Actividades:
[1] Copia el fragmento sobre la controversia arriana entre "La doctrina de" y "todavía no existía.", ambos incluidos, y cambia "presbítero" por "sacerdote".
[2] Responde con datos del fragmento sobre la controversia arriana:
(a) ¿En qué ciudad comenzó la controversia arriana?
(b) ¿Qué tradición insistía en la unidad de la esencia divina y en la distinción real entre el Padre y el Hijo?
(c) ¿Qué término griego pudo contar con el respaldo de la sede romana?

Fragmento:

★ ★ ★ ★ ★

La doctrina de Arrio
La controversia arriana comenzó en Alejandría alrededor de la enseñanza del presbítero Arrio. Arrio y quienes compartían su posición negaban que el Hijo poseyera eternamente la misma divinidad que el Padre. Desde esa perspectiva, el Verbo habría sido la primera de las criaturas y habría existido un momento en que el Verbo todavía no existía.
La Iglesia consideró incompatible esta doctrina con la fe en la salvación cristiana. Si Jesucristo no fuera verdaderamente Dios, su acción salvadora no comunicaría al ser humano la vida misma de Dios. La controversia no consistía, por tanto, en una disputa meramente terminológica, sino en la comprensión de quién es Cristo y cómo actúa la redención.
La diversidad de posiciones teológicas
La situación doctrinal del siglo IV no presentaba dos bloques perfectamente definidos llamados simplemente «católicos» y «arrianos». Diversas escuelas y autores utilizaban vocabularios distintos para expresar la relación entre el Padre y el Hijo. Entre las principales tendencias figuraban la posición de Alejandro de Alejandría y del joven Atanasio, la corriente asociada a Eusebio de Nicomedia y Eusebio de Cesarea, la teología de Marcelo de Ancira y la tradición latina, que insistía en la unidad de la esencia divina y en la distinción real entre el Padre y el Hijo.
Esta variedad explica que el Concilio de Nicea no pusiera fin inmediato a la controversia. Las palabras ousía-«esencia»- y homoousios-«de la misma sustancia» o «consubstancial»- no recibieron una aceptación uniforme desde el primer momento. La recepción del credo niceno atravesó décadas de debates, concilios regionales, conflictos políticos y diferentes interpretaciones teológicas.,
La actuación de Silvestre
Silvestre mantuvo contacto con las negociaciones relativas a la controversia arriana y al Concilio de Nicea. La tradición histórica considera probable que el término griego homoousios contara con el respaldo de la sede romana antes o durante las deliberaciones conciliares, aunque no existen documentos suficientes para reconstruir con precisión las conversaciones entre el papa y el emperador.

★ ★ ★ ★ ★

[Datos de predicción de cuadros delimitadores]
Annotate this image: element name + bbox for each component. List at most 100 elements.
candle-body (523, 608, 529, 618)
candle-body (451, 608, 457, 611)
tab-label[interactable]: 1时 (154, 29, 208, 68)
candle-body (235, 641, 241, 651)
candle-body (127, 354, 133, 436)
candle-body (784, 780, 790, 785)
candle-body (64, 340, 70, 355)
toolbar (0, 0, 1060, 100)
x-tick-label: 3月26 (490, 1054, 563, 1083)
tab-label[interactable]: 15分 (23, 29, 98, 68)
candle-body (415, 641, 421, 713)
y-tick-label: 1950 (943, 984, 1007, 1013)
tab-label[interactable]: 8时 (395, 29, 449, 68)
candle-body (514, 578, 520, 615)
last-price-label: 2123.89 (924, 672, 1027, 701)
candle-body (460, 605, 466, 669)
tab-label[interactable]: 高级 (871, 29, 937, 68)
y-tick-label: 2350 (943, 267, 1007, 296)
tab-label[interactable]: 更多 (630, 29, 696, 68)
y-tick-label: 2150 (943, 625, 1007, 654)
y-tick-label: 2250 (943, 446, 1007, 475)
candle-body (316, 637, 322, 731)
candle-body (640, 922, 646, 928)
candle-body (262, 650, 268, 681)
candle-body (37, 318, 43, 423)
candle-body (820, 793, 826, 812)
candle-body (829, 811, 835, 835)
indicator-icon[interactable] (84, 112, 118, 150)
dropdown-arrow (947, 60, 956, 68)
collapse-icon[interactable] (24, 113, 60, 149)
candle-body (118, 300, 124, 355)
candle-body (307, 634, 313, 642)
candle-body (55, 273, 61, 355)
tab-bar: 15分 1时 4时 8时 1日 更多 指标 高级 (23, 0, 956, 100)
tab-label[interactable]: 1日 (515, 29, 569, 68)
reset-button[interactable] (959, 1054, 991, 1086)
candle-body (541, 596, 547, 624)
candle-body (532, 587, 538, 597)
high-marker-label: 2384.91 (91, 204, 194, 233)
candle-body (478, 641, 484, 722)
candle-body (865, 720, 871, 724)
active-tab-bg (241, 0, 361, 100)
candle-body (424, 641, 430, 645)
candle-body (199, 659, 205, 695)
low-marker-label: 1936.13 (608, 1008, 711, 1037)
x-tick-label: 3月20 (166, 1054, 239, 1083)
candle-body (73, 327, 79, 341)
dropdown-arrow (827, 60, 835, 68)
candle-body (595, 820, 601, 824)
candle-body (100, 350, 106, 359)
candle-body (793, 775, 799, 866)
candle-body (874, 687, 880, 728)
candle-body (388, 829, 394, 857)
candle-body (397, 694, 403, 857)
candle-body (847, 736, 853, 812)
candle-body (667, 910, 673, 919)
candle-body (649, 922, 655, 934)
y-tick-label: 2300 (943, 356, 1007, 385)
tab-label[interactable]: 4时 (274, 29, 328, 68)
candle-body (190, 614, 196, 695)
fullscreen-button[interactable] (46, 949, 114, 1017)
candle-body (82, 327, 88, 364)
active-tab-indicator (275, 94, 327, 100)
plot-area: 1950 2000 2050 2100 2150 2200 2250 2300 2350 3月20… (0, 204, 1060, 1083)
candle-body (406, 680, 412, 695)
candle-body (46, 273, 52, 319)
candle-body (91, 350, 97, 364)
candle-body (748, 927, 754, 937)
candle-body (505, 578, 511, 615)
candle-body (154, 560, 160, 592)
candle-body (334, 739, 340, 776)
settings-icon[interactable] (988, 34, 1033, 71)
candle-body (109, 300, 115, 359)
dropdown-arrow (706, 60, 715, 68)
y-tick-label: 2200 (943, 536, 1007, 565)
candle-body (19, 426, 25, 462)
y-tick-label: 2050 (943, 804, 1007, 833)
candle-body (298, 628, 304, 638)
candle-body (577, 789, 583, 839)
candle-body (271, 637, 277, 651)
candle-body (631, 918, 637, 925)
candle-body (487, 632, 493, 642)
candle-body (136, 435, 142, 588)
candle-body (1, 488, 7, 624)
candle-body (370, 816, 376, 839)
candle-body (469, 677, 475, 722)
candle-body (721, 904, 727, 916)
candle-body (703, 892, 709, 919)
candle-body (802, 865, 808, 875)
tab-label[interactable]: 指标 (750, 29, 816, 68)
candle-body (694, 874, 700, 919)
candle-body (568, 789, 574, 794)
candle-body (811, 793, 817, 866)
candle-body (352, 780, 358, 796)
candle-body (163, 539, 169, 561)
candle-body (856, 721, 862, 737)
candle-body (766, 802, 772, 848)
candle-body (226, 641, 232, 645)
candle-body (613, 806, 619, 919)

★ ★ ★ ★ ★

Respuestas en orden:
[1]
La doctrina de Arrio
La controversia arriana comenzó en Alejandría alrededor de la enseñanza del sacerdote Arrio. Arrio y quienes compartían su posición negaban que el Hijo poseyera eternamente la misma divinidad que el Padre. Desde esa perspectiva, el Verbo habría sido la primera de las criaturas y habría existido un momento en que el Verbo todavía no existía.

[2]
(a) En Alejandría.
(b) La tradición latina.
(c) El término homoousios.